Stored records:
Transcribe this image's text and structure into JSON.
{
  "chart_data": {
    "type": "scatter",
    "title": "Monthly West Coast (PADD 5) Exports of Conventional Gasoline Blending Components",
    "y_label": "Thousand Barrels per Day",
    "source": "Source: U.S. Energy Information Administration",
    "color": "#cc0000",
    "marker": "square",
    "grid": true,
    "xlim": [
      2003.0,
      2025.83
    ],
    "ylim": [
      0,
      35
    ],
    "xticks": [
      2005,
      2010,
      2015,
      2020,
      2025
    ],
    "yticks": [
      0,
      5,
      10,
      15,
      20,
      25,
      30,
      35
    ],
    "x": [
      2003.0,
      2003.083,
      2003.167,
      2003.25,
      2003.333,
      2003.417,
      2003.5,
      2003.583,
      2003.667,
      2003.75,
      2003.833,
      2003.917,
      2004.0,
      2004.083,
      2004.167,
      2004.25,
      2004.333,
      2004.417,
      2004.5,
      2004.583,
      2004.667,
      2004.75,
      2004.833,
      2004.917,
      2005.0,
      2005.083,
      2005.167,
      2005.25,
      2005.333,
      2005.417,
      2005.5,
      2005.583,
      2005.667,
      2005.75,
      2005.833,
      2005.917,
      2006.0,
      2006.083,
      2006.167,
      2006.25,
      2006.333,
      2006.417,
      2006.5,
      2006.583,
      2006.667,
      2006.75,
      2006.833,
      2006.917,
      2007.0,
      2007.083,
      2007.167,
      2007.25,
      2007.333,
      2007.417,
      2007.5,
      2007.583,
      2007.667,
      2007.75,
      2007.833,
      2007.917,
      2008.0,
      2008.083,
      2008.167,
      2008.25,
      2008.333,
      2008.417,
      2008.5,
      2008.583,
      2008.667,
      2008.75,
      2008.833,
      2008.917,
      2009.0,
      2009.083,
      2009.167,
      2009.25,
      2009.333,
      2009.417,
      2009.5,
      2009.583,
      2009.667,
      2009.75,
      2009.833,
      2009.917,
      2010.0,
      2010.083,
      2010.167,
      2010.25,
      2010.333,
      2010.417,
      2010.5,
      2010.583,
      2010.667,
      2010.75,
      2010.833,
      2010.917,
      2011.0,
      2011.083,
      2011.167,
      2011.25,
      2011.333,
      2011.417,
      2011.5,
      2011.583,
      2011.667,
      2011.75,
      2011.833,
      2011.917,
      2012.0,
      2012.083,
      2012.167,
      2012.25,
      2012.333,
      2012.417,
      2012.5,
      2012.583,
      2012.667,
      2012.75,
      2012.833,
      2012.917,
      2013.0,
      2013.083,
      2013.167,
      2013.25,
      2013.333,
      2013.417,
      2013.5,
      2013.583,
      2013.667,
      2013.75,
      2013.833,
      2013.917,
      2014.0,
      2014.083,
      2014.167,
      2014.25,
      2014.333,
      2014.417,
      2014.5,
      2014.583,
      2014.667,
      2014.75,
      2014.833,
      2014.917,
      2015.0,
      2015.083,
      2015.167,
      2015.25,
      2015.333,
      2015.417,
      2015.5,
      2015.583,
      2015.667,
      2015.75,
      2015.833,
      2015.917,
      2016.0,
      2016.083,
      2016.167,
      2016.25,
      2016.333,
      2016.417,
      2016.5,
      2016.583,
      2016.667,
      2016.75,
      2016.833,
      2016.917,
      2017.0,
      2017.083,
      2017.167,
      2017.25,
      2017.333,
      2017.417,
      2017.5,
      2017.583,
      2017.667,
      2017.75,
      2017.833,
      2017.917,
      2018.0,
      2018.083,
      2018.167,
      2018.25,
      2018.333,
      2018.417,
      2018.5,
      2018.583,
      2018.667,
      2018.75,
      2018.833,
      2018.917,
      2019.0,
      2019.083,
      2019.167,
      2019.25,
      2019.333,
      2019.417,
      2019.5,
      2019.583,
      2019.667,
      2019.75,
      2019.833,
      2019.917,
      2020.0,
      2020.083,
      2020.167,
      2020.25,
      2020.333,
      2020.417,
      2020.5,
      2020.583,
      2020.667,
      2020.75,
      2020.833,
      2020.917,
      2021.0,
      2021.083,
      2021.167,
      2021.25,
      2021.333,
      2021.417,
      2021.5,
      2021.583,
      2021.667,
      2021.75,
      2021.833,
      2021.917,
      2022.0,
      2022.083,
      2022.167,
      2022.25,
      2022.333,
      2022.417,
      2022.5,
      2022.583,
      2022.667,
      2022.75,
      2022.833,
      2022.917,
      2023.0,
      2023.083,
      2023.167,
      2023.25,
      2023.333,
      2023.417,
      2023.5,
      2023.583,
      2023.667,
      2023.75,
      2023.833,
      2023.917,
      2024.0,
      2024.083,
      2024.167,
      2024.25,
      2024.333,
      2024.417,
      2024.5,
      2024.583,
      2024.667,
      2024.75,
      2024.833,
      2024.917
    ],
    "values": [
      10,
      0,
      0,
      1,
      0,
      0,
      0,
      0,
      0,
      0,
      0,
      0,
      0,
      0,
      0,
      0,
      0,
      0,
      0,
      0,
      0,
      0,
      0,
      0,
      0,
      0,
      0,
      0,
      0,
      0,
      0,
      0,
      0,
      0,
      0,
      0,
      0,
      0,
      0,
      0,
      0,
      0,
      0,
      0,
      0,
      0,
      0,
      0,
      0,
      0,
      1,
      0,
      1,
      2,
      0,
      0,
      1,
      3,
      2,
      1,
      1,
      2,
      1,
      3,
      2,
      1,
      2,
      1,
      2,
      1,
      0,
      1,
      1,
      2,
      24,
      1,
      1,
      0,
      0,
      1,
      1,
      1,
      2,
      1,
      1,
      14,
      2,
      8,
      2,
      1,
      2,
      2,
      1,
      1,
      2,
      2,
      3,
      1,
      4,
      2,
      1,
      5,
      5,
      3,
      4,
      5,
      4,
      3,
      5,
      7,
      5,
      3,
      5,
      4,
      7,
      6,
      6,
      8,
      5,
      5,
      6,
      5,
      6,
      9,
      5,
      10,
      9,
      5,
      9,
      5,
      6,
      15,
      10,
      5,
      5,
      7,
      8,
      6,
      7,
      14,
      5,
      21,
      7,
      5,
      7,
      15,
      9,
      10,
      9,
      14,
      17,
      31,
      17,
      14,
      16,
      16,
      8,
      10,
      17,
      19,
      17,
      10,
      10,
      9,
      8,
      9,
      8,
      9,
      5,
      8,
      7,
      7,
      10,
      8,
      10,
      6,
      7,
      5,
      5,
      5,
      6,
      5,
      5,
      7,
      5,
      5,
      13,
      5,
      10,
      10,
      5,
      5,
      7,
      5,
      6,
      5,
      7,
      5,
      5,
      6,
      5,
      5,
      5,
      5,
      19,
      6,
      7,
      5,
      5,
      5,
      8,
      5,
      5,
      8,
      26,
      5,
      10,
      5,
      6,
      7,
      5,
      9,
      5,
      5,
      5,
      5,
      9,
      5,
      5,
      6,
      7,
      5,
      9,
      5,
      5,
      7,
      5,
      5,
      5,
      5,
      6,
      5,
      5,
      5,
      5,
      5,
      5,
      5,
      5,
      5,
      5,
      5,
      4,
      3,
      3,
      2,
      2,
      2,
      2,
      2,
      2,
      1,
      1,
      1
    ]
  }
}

**Objective**
Without changing a word, restate the whole listing.

**Answer to this exercise**
Transcribe this image's text and structure into JSON.
{
  "chart_data": {
    "type": "scatter",
    "title": "Monthly West Coast (PADD 5) Exports of Conventional Gasoline Blending Components",
    "y_label": "Thousand Barrels per Day",
    "source": "Source: U.S. Energy Information Administration",
    "color": "#cc0000",
    "marker": "square",
    "grid": true,
    "xlim": [
      2003.0,
      2025.83
    ],
    "ylim": [
      0,
      35
    ],
    "xticks": [
      2005,
      2010,
      2015,
      2020,
      2025
    ],
    "yticks": [
      0,
      5,
      10,
      15,
      20,
      25,
      30,
      35
    ],
    "x": [
      2003.0,
      2003.083,
      2003.167,
      2003.25,
      2003.333,
      2003.417,
      2003.5,
      2003.583,
      2003.667,
      2003.75,
      2003.833,
      2003.917,
      2004.0,
      2004.083,
      2004.167,
      2004.25,
      2004.333,
      2004.417,
      2004.5,
      2004.583,
      2004.667,
      2004.75,
      2004.833,
      2004.917,
      2005.0,
      2005.083,
      2005.167,
      2005.25,
      2005.333,
      2005.417,
      2005.5,
      2005.583,
      2005.667,
      2005.75,
      2005.833,
      2005.917,
      2006.0,
      2006.083,
      2006.167,
      2006.25,
      2006.333,
      2006.417,
      2006.5,
      2006.583,
      2006.667,
      2006.75,
      2006.833,
      2006.917,
      2007.0,
      2007.083,
      2007.167,
      2007.25,
      2007.333,
      2007.417,
      2007.5,
      2007.583,
      2007.667,
      2007.75,
      2007.833,
      2007.917,
      2008.0,
      2008.083,
      2008.167,
      2008.25,
      2008.333,
      2008.417,
      2008.5,
      2008.583,
      2008.667,
      2008.75,
      2008.833,
      2008.917,
      2009.0,
      2009.083,
      2009.167,
      2009.25,
      2009.333,
      2009.417,
      2009.5,
      2009.583,
      2009.667,
      2009.75,
      2009.833,
      2009.917,
      2010.0,
      2010.083,
      2010.167,
      2010.25,
      2010.333,
      2010.417,
      2010.5,
      2010.583,
      2010.667,
      2010.75,
      2010.833,
      2010.917,
      2011.0,
      2011.083,
      2011.167,
      2011.25,
      2011.333,
      2011.417,
      2011.5,
      2011.583,
      2011.667,
      2011.75,
      2011.833,
      2011.917,
      2012.0,
      2012.083,
      2012.167,
      2012.25,
      2012.333,
      2012.417,
      2012.5,
      2012.583,
      2012.667,
      2012.75,
      2012.833,
      2012.917,
      2013.0,
      2013.083,
      2013.167,
      2013.25,
      2013.333,
      2013.417,
      2013.5,
      2013.583,
      2013.667,
      2013.75,
      2013.833,
      2013.917,
      2014.0,
      2014.083,
      2014.167,
      2014.25,
      2014.333,
      2014.417,
      2014.5,
      2014.583,
      2014.667,
      2014.75,
      2014.833,
      2014.917,
      2015.0,
      2015.083,
      2015.167,
      2015.25,
      2015.333,
      2015.417,
      2015.5,
      2015.583,
      2015.667,
      2015.75,
      2015.833,
      2015.917,
      2016.0,
      2016.083,
      2016.167,
      2016.25,
      2016.333,
      2016.417,
      2016.5,
      2016.583,
      2016.667,
      2016.75,
      2016.833,
      2016.917,
      2017.0,
      2017.083,
      2017.167,
      2017.25,
      2017.333,
      2017.417,
      2017.5,
      2017.583,
      2017.667,
      2017.75,
      2017.833,
      2017.917,
      2018.0,
      2018.083,
      2018.167,
      2018.25,
      2018.333,
      2018.417,
      2018.5,
      2018.583,
      2018.667,
      2018.75,
      2018.833,
      2018.917,
      2019.0,
      2019.083,
      2019.167,
      2019.25,
      2019.333,
      2019.417,
      2019.5,
      2019.583,
      2019.667,
      2019.75,
      2019.833,
      2019.917,
      2020.0,
      2020.083,
      2020.167,
      2020.25,
      2020.333,
      2020.417,
      2020.5,
      2020.583,
      2020.667,
      2020.75,
      2020.833,
      2020.917,
      2021.0,
      2021.083,
      2021.167,
      2021.25,
      2021.333,
      2021.417,
      2021.5,
      2021.583,
      2021.667,
      2021.75,
      2021.833,
      2021.917,
      2022.0,
      2022.083,
      2022.167,
      2022.25,
      2022.333,
      2022.417,
      2022.5,
      2022.583,
      2022.667,
      2022.75,
      2022.833,
      2022.917,
      2023.0,
      2023.083,
      2023.167,
      2023.25,
      2023.333,
      2023.417,
      2023.5,
      2023.583,
      2023.667,
      2023.75,
      2023.833,
      2023.917,
      2024.0,
      2024.083,
      2024.167,
      2024.25,
      2024.333,
      2024.417,
      2024.5,
      2024.583,
      2024.667,
      2024.75,
      2024.833,
      2024.917
    ],
    "values": [
      10,
      0,
      0,
      1,
      0,
      0,
      0,
      0,
      0,
      0,
      0,
      0,
      0,
      0,
      0,
      0,
      0,
      0,
      0,
      0,
      0,
      0,
      0,
      0,
      0,
      0,
      0,
      0,
      0,
      0,
      0,
      0,
      0,
      0,
      0,
      0,
      0,
      0,
      0,
      0,
      0,
      0,
      0,
      0,
      0,
      0,
      0,
      0,
      0,
      0,
      1,
      0,
      1,
      2,
      0,
      0,
      1,
      3,
      2,
      1,
      1,
      2,
      1,
      3,
      2,
      1,
      2,
      1,
      2,
      1,
      0,
      1,
      1,
      2,
      24,
      1,
      1,
      0,
      0,
      1,
      1,
      1,
      2,
      1,
      1,
      14,
      2,
      8,
      2,
      1,
      2,
      2,
      1,
      1,
      2,
      2,
      3,
      1,
      4,
      2,
      1,
      5,
      5,
      3,
      4,
      5,
      4,
      3,
      5,
      7,
      5,
      3,
      5,
      4,
      7,
      6,
      6,
      8,
      5,
      5,
      6,
      5,
      6,
      9,
      5,
      10,
      9,
      5,
      9,
      5,
      6,
      15,
      10,
      5,
      5,
      7,
      8,
      6,
      7,
      14,
      5,
      21,
      7,
      5,
      7,
      15,
      9,
      10,
      9,
      14,
      17,
      31,
      17,
      14,
      16,
      16,
      8,
      10,
      17,
      19,
      17,
      10,
      10,
      9,
      8,
      9,
      8,
      9,
      5,
      8,
      7,
      7,
      10,
      8,
      10,
      6,
      7,
      5,
      5,
      5,
      6,
      5,
      5,
      7,
      5,
      5,
      13,
      5,
      10,
      10,
      5,
      5,
      7,
      5,
      6,
      5,
      7,
      5,
      5,
      6,
      5,
      5,
      5,
      5,
      19,
      6,
      7,
      5,
      5,
      5,
      8,
      5,
      5,
      8,
      26,
      5,
      10,
      5,
      6,
      7,
      5,
      9,
      5,
      5,
      5,
      5,
      9,
      5,
      5,
      6,
      7,
      5,
      9,
      5,
      5,
      7,
      5,
      5,
      5,
      5,
      6,
      5,
      5,
      5,
      5,
      5,
      5,
      5,
      5,
      5,
      5,
      5,
      4,
      3,
      3,
      2,
      2,
      2,
      2,
      2,
      2,
      1,
      1,
      1
    ]
  }
}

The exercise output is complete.